━━ Reading passage
Chapter 15 of 28 · 3562 words · ~18 min read

Part 15

All went well for nearly three days. Two of the three were spent in “placing the English ships by themselves and the Spanish ships by themselves, the captaines of ech part & inferiour men of their parts promising great amity on al sides.” But with all the show of faithfulness to the agreement the Spaniards were plotting mischief. A thousand men from the mainland were being secretly taken on their ships, and they were proposing, on the third day, at dinner time, suddenly to set upon the Englishmen on all sides.

On the morning of this third day the Englishmen’s suspicion was aroused by various activities on the Spanish ships: “as shifting of weapon from ship to ship, planting and bending of ordnance from the ships to the Iland where our men warded, passing to and fro of companies of men more then [than] required for their necessary busines, & many other ill likelihoods.” Hawkins sent a peremptory demand to the viceroy for an explanation of these goings on. His reply was the issue of a “commandement to unplant all things suspicious,” and an assurance to Hawkins that “he in the faith of a Viceroy would be our defence from all villanies.” But Hawkins and his chiefs were not satisfied with this assurance for they now “suspected a great number of men to be hid in a great ship of nine hundred tunnes which was mored next unto the Minion.” A second messenger was sent, this time the master of the “Jesus,” who could speak Spanish, to demand of the viceroy “if any such thing were or were not.” This brought matters to a crisis. “The Viceroy now seeing that the treason must be discovered foorthwith stayed [held] our master, blew the Trumpet, and of all sides set upon us.”
━━━━
━━ Exercise inputs
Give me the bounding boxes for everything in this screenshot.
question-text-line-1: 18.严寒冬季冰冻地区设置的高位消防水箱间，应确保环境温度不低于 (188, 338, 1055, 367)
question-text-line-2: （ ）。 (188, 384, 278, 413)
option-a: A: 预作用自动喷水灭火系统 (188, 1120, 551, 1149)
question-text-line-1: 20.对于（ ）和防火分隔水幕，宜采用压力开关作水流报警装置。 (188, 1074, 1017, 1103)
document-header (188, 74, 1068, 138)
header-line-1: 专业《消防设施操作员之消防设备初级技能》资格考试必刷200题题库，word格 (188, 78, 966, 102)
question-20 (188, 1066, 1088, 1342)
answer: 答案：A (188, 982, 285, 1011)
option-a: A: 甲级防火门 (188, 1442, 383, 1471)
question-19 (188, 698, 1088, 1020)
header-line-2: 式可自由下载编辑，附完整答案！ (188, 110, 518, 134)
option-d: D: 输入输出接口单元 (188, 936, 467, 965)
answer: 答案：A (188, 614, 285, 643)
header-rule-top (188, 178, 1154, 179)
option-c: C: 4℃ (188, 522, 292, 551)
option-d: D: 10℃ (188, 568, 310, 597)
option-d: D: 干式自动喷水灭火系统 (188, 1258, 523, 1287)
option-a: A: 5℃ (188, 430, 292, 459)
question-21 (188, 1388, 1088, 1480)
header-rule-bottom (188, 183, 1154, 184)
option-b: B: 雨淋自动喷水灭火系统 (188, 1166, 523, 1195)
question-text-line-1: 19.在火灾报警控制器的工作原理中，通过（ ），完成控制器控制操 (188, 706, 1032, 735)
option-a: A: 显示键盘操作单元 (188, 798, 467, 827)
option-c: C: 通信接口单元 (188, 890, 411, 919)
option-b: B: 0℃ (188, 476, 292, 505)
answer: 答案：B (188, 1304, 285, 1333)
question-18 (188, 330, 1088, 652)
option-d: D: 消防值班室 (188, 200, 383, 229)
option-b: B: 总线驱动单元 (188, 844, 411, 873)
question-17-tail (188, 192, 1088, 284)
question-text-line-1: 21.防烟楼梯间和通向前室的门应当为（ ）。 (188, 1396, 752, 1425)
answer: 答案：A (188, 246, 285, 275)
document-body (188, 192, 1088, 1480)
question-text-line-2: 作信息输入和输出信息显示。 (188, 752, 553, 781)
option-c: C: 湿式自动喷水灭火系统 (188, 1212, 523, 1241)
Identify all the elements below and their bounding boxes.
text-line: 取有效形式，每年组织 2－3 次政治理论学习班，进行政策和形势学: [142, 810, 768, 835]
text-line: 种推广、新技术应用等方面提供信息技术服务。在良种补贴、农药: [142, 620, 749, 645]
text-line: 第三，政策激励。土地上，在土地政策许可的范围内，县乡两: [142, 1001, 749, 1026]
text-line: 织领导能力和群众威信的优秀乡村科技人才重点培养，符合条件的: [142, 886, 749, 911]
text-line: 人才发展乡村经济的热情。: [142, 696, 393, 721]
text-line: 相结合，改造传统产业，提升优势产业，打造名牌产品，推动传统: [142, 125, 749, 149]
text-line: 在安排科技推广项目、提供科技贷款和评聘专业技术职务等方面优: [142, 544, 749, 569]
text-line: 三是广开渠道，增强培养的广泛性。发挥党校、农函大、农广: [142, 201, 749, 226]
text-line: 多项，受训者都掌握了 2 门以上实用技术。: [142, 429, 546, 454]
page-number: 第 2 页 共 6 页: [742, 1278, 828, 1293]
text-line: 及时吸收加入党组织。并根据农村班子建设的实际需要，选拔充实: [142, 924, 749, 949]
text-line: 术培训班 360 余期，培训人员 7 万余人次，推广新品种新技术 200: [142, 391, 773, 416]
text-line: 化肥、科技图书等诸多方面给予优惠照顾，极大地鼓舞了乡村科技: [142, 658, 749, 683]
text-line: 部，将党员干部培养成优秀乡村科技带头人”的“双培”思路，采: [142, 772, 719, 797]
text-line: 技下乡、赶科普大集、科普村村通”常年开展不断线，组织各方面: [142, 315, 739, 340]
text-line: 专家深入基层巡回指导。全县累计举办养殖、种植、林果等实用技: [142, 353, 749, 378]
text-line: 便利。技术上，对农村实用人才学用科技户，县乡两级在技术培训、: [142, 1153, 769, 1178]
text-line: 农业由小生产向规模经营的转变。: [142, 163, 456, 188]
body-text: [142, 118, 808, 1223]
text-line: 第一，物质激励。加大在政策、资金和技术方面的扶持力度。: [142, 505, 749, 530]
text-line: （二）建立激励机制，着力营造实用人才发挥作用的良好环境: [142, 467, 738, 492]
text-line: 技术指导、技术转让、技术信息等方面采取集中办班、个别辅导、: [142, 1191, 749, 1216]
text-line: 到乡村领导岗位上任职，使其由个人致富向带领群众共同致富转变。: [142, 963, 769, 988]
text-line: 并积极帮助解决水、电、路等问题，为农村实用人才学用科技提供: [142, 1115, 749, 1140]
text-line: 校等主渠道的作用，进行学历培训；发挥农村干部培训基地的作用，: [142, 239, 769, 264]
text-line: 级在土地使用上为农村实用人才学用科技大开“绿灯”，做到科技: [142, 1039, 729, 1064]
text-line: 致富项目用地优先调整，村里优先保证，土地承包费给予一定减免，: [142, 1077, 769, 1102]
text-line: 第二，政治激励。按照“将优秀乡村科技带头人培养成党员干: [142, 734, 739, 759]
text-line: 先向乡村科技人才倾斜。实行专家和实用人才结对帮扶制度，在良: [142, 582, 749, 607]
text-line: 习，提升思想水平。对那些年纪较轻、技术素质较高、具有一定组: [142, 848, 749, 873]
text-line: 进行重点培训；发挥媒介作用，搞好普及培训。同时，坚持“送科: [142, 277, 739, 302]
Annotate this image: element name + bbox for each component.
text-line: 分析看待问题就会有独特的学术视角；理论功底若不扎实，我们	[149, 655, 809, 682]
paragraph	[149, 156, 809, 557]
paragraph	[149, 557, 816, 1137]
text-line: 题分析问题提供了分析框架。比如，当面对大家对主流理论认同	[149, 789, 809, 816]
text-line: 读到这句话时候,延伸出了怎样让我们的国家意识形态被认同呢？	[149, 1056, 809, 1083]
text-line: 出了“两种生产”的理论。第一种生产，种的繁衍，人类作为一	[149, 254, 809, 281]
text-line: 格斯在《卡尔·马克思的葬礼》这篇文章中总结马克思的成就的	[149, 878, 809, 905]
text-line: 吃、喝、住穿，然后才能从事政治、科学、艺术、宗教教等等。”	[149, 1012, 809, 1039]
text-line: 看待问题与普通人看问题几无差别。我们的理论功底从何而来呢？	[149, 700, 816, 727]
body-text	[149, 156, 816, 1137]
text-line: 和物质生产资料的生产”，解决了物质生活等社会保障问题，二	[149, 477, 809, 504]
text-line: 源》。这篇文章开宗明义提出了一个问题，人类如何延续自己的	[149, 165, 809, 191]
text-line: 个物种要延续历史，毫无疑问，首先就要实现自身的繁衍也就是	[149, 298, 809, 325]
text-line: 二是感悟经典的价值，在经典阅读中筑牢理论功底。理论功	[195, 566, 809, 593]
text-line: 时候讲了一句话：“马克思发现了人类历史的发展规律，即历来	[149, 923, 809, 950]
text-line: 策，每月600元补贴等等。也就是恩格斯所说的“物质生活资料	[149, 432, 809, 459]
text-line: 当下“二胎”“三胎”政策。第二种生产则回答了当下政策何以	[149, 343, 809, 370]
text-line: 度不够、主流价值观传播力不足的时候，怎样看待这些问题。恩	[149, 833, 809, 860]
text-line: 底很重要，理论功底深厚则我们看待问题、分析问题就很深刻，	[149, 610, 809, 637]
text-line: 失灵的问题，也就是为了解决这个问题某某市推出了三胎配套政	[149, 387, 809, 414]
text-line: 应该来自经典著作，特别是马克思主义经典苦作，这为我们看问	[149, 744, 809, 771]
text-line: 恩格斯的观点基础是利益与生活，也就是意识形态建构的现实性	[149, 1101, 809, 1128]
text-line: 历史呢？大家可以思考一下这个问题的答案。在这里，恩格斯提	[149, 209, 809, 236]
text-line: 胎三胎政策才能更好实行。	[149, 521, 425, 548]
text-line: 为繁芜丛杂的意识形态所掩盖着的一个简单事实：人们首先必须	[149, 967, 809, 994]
━━━━
### Written request A
Summarize the passage about Hawkins and the viceroy in two sentences.
### Written request B
Return the rows word for word, starting at the first row and ending at the row that contains "header-line-2: 式可自由下载编辑，附完整答案！ (188, 110, 518, 134)".

### Task result A
For nearly three days the English and Spanish ships were placed apart with promises of amity, while the Spaniards secretly took a thousand men from the mainland onto their ships and planned to attack the English at dinner time on the third day. On that morning, suspicious Spanish activity prompted Hawkins to demand an explanation from the viceroy, and when a second messenger, the master of the "Jesus," asked about men hidden in a great ship moored next to the Minion, the viceroy held him, blew the trumpet, and attacked on all sides.

### Task result B
Give me the bounding boxes for everything in this screenshot.
question-text-line-1: 18.严寒冬季冰冻地区设置的高位消防水箱间，应确保环境温度不低于 (188, 338, 1055, 367)
question-text-line-2: （ ）。 (188, 384, 278, 413)
option-a: A: 预作用自动喷水灭火系统 (188, 1120, 551, 1149)
question-text-line-1: 20.对于（ ）和防火分隔水幕，宜采用压力开关作水流报警装置。 (188, 1074, 1017, 1103)
document-header (188, 74, 1068, 138)
header-line-1: 专业《消防设施操作员之消防设备初级技能》资格考试必刷200题题库，word格 (188, 78, 966, 102)
question-20 (188, 1066, 1088, 1342)
answer: 答案：A (188, 982, 285, 1011)
option-a: A: 甲级防火门 (188, 1442, 383, 1471)
question-19 (188, 698, 1088, 1020)
header-line-2: 式可自由下载编辑，附完整答案！ (188, 110, 518, 134)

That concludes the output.